* _Short task_: Go through the records and extract every line with the word "Cumulative".
....
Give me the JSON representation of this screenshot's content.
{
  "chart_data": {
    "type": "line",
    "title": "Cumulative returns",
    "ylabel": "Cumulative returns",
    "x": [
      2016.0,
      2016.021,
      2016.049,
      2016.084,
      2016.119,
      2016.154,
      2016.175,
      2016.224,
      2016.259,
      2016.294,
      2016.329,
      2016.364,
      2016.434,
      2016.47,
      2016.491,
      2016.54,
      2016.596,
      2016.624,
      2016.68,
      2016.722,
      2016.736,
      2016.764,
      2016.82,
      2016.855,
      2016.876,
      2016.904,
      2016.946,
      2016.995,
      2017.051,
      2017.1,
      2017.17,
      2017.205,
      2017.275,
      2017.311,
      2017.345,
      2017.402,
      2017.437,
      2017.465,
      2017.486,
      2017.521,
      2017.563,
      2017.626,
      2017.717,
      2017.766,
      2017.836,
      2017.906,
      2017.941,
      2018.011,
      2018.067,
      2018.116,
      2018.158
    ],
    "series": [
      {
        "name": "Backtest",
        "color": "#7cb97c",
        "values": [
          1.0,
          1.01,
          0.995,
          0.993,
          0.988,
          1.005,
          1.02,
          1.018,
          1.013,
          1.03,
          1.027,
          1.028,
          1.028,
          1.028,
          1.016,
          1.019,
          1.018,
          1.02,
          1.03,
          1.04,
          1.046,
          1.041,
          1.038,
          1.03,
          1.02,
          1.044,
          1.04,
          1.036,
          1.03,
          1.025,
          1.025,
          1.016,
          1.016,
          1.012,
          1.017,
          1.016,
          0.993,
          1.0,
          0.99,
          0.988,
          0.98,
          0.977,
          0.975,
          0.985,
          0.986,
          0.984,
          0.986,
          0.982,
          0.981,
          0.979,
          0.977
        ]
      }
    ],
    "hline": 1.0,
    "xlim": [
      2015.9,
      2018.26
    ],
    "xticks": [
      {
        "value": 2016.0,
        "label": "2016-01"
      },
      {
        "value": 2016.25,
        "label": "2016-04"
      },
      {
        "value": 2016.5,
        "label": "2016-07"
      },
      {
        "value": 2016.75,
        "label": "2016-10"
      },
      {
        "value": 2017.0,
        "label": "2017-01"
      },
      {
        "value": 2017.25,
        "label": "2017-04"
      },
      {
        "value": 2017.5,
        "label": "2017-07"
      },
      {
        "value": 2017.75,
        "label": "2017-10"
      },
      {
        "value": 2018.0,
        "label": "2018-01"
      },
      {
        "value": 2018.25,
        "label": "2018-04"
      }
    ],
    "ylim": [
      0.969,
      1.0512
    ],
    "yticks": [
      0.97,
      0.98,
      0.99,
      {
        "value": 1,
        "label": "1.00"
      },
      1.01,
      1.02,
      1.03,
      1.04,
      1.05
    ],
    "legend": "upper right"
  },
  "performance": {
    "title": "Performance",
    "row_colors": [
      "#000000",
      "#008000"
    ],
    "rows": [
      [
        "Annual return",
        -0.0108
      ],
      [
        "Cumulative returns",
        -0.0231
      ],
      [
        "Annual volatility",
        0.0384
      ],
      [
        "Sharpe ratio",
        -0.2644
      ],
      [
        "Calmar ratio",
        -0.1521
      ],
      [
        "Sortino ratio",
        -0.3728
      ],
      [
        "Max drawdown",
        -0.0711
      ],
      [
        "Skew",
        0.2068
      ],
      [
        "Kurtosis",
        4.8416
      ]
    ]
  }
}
....
* _Exercise result_:
    "title": "Cumulative returns",
    "ylabel": "Cumulative returns",
        "Cumulative returns",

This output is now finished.